DATA FOR THE TASK >>
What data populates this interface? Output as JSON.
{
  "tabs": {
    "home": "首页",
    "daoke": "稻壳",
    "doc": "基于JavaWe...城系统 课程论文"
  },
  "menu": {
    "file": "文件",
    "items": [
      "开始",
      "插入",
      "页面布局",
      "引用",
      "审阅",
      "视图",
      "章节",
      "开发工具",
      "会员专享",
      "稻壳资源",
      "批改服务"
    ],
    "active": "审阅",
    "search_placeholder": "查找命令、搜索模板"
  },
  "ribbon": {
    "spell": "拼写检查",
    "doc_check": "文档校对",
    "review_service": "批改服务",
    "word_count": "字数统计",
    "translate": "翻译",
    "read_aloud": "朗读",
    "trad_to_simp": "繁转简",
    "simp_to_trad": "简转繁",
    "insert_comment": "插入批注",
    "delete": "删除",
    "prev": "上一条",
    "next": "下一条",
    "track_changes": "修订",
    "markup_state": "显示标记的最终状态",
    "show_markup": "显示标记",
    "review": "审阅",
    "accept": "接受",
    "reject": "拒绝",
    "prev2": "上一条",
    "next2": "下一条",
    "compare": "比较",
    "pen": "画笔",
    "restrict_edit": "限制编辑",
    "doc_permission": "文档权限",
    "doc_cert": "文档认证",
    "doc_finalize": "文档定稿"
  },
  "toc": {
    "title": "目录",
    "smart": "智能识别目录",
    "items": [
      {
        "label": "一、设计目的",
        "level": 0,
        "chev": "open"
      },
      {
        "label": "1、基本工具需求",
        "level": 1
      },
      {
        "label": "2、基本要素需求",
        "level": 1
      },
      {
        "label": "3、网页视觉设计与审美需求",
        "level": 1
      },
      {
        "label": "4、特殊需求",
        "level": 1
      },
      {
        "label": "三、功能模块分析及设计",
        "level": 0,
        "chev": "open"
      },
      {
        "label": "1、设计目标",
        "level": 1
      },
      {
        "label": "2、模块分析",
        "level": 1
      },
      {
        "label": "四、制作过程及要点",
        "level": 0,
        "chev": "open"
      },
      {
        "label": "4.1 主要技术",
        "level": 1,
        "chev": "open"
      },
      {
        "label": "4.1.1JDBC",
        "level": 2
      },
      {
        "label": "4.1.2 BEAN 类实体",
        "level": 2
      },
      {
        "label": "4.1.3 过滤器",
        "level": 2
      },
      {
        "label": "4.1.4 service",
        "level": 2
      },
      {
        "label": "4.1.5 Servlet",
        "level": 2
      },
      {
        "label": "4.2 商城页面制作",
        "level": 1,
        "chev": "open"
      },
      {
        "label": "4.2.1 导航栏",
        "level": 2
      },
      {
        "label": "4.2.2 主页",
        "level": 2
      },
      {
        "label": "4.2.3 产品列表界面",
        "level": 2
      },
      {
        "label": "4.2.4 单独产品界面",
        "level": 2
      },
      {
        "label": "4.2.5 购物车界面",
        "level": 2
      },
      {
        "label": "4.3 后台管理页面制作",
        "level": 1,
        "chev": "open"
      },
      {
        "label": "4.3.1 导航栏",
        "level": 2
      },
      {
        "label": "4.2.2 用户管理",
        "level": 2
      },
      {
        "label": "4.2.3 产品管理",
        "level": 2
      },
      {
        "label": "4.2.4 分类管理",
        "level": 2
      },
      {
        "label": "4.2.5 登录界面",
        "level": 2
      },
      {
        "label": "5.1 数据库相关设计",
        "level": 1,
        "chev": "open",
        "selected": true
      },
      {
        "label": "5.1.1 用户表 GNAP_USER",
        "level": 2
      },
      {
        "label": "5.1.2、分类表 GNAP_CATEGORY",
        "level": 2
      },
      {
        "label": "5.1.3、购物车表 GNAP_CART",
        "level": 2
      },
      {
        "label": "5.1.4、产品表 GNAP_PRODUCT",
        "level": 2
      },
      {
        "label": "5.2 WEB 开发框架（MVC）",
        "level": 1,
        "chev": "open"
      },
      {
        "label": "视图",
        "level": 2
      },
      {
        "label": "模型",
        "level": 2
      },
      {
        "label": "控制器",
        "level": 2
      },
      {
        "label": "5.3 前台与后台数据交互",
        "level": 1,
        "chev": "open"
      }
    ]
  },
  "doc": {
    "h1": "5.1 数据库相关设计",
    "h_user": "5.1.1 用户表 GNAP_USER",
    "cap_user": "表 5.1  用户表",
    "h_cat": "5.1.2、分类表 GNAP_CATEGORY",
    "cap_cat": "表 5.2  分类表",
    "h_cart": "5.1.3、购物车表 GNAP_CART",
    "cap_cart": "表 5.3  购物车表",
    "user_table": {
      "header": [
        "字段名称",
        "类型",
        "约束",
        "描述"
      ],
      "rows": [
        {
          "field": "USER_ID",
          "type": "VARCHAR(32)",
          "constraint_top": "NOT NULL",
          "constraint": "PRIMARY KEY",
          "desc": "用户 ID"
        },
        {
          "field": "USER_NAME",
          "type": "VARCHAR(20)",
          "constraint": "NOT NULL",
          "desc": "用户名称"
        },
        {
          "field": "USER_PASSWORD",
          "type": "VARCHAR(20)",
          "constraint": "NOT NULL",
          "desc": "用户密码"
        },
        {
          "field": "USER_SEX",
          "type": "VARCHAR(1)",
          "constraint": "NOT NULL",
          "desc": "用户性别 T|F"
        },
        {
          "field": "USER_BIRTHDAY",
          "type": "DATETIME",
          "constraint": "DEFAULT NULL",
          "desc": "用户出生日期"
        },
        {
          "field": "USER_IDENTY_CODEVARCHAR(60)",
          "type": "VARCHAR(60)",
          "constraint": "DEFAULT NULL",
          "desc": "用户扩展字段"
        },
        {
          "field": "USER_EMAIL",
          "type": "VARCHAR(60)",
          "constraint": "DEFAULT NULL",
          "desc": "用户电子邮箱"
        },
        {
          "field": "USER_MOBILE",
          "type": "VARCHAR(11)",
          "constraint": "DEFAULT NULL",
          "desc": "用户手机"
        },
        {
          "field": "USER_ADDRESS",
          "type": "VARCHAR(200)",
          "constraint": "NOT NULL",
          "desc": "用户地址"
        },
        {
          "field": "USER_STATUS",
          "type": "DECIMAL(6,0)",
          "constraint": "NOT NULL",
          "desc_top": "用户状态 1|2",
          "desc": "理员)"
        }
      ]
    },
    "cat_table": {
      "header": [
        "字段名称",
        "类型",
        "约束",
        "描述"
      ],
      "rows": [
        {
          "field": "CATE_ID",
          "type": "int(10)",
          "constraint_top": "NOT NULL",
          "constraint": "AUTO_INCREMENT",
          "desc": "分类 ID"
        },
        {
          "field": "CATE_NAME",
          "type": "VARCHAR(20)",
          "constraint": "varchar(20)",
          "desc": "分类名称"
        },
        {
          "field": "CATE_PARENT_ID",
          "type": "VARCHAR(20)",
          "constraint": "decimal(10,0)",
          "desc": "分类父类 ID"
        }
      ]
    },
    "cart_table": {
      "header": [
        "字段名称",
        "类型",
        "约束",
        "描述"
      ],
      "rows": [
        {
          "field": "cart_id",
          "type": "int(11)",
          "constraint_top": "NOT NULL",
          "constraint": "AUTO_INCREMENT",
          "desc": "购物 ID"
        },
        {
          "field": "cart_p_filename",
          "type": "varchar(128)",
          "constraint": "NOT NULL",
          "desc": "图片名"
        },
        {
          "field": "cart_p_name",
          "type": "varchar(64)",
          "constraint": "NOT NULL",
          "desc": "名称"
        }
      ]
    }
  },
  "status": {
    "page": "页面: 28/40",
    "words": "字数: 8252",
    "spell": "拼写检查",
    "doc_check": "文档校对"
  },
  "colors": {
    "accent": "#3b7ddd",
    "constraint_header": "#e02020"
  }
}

REQUIREMENTS >>
Copy out all of the records above with nothing altered.

SOLVED PROBLEM >>
What data populates this interface? Output as JSON.
{
  "tabs": {
    "home": "首页",
    "daoke": "稻壳",
    "doc": "基于JavaWe...城系统 课程论文"
  },
  "menu": {
    "file": "文件",
    "items": [
      "开始",
      "插入",
      "页面布局",
      "引用",
      "审阅",
      "视图",
      "章节",
      "开发工具",
      "会员专享",
      "稻壳资源",
      "批改服务"
    ],
    "active": "审阅",
    "search_placeholder": "查找命令、搜索模板"
  },
  "ribbon": {
    "spell": "拼写检查",
    "doc_check": "文档校对",
    "review_service": "批改服务",
    "word_count": "字数统计",
    "translate": "翻译",
    "read_aloud": "朗读",
    "trad_to_simp": "繁转简",
    "simp_to_trad": "简转繁",
    "insert_comment": "插入批注",
    "delete": "删除",
    "prev": "上一条",
    "next": "下一条",
    "track_changes": "修订",
    "markup_state": "显示标记的最终状态",
    "show_markup": "显示标记",
    "review": "审阅",
    "accept": "接受",
    "reject": "拒绝",
    "prev2": "上一条",
    "next2": "下一条",
    "compare": "比较",
    "pen": "画笔",
    "restrict_edit": "限制编辑",
    "doc_permission": "文档权限",
    "doc_cert": "文档认证",
    "doc_finalize": "文档定稿"
  },
  "toc": {
    "title": "目录",
    "smart": "智能识别目录",
    "items": [
      {
        "label": "一、设计目的",
        "level": 0,
        "chev": "open"
      },
      {
        "label": "1、基本工具需求",
        "level": 1
      },
      {
        "label": "2、基本要素需求",
        "level": 1
      },
      {
        "label": "3、网页视觉设计与审美需求",
        "level": 1
      },
      {
        "label": "4、特殊需求",
        "level": 1
      },
      {
        "label": "三、功能模块分析及设计",
        "level": 0,
        "chev": "open"
      },
      {
        "label": "1、设计目标",
        "level": 1
      },
      {
        "label": "2、模块分析",
        "level": 1
      },
      {
        "label": "四、制作过程及要点",
        "level": 0,
        "chev": "open"
      },
      {
        "label": "4.1 主要技术",
        "level": 1,
        "chev": "open"
      },
      {
        "label": "4.1.1JDBC",
        "level": 2
      },
      {
        "label": "4.1.2 BEAN 类实体",
        "level": 2
      },
      {
        "label": "4.1.3 过滤器",
        "level": 2
      },
      {
        "label": "4.1.4 service",
        "level": 2
      },
      {
        "label": "4.1.5 Servlet",
        "level": 2
      },
      {
        "label": "4.2 商城页面制作",
        "level": 1,
        "chev": "open"
      },
      {
        "label": "4.2.1 导航栏",
        "level": 2
      },
      {
        "label": "4.2.2 主页",
        "level": 2
      },
      {
        "label": "4.2.3 产品列表界面",
        "level": 2
      },
      {
        "label": "4.2.4 单独产品界面",
        "level": 2
      },
      {
        "label": "4.2.5 购物车界面",
        "level": 2
      },
      {
        "label": "4.3 后台管理页面制作",
        "level": 1,
        "chev": "open"
      },
      {
        "label": "4.3.1 导航栏",
        "level": 2
      },
      {
        "label": "4.2.2 用户管理",
        "level": 2
      },
      {
        "label": "4.2.3 产品管理",
        "level": 2
      },
      {
        "label": "4.2.4 分类管理",
        "level": 2
      },
      {
        "label": "4.2.5 登录界面",
        "level": 2
      },
      {
        "label": "5.1 数据库相关设计",
        "level": 1,
        "chev": "open",
        "selected": true
      },
      {
        "label": "5.1.1 用户表 GNAP_USER",
        "level": 2
      },
      {
        "label": "5.1.2、分类表 GNAP_CATEGORY",
        "level": 2
      },
      {
        "label": "5.1.3、购物车表 GNAP_CART",
        "level": 2
      },
      {
        "label": "5.1.4、产品表 GNAP_PRODUCT",
        "level": 2
      },
      {
        "label": "5.2 WEB 开发框架（MVC）",
        "level": 1,
        "chev": "open"
      },
      {
        "label": "视图",
        "level": 2
      },
      {
        "label": "模型",
        "level": 2
      },
      {
        "label": "控制器",
        "level": 2
      },
      {
        "label": "5.3 前台与后台数据交互",
        "level": 1,
        "chev": "open"
      }
    ]
  },
  "doc": {
    "h1": "5.1 数据库相关设计",
    "h_user": "5.1.1 用户表 GNAP_USER",
    "cap_user": "表 5.1  用户表",
    "h_cat": "5.1.2、分类表 GNAP_CATEGORY",
    "cap_cat": "表 5.2  分类表",
    "h_cart": "5.1.3、购物车表 GNAP_CART",
    "cap_cart": "表 5.3  购物车表",
    "user_table": {
      "header": [
        "字段名称",
        "类型",
        "约束",
        "描述"
      ],
      "rows": [
        {
          "field": "USER_ID",
          "type": "VARCHAR(32)",
          "constraint_top": "NOT NULL",
          "constraint": "PRIMARY KEY",
          "desc": "用户 ID"
        },
        {
          "field": "USER_NAME",
          "type": "VARCHAR(20)",
          "constraint": "NOT NULL",
          "desc": "用户名称"
        },
        {
          "field": "USER_PASSWORD",
          "type": "VARCHAR(20)",
          "constraint": "NOT NULL",
          "desc": "用户密码"
        },
        {
          "field": "USER_SEX",
          "type": "VARCHAR(1)",
          "constraint": "NOT NULL",
          "desc": "用户性别 T|F"
        },
        {
          "field": "USER_BIRTHDAY",
          "type": "DATETIME",
          "constraint": "DEFAULT NULL",
          "desc": "用户出生日期"
        },
        {
          "field": "USER_IDENTY_CODEVARCHAR(60)",
          "type": "VARCHAR(60)",
          "constraint": "DEFAULT NULL",
          "desc": "用户扩展字段"
        },
        {
          "field": "USER_EMAIL",
          "type": "VARCHAR(60)",
          "constraint": "DEFAULT NULL",
          "desc": "用户电子邮箱"
        },
        {
          "field": "USER_MOBILE",
          "type": "VARCHAR(11)",
          "constraint": "DEFAULT NULL",
          "desc": "用户手机"
        },
        {
          "field": "USER_ADDRESS",
          "type": "VARCHAR(200)",
          "constraint": "NOT NULL",
          "desc": "用户地址"
        },
        {
          "field": "USER_STATUS",
          "type": "DECIMAL(6,0)",
          "constraint": "NOT NULL",
          "desc_top": "用户状态 1|2",
          "desc": "理员)"
        }
      ]
    },
    "cat_table": {
      "header": [
        "字段名称",
        "类型",
        "约束",
        "描述"
      ],
      "rows": [
        {
          "field": "CATE_ID",
          "type": "int(10)",
          "constraint_top": "NOT NULL",
          "constraint": "AUTO_INCREMENT",
          "desc": "分类 ID"
        },
        {
          "field": "CATE_NAME",
          "type": "VARCHAR(20)",
          "constraint": "varchar(20)",
          "desc": "分类名称"
        },
        {
          "field": "CATE_PARENT_ID",
          "type": "VARCHAR(20)",
          "constraint": "decimal(10,0)",
          "desc": "分类父类 ID"
        }
      ]
    },
    "cart_table": {
      "header": [
        "字段名称",
        "类型",
        "约束",
        "描述"
      ],
      "rows": [
        {
          "field": "cart_id",
          "type": "int(11)",
          "constraint_top": "NOT NULL",
          "constraint": "AUTO_INCREMENT",
          "desc": "购物 ID"
        },
        {
          "field": "cart_p_filename",
          "type": "varchar(128)",
          "constraint": "NOT NULL",
          "desc": "图片名"
        },
        {
          "field": "cart_p_name",
          "type": "varchar(64)",
          "constraint": "NOT NULL",
          "desc": "名称"
        }
      ]
    }
  },
  "status": {
    "page": "页面: 28/40",
    "words": "字数: 8252",
    "spell": "拼写检查",
    "doc_check": "文档校对"
  },
  "colors": {
    "accent": "#3b7ddd",
    "constraint_header": "#e02020"
  }
}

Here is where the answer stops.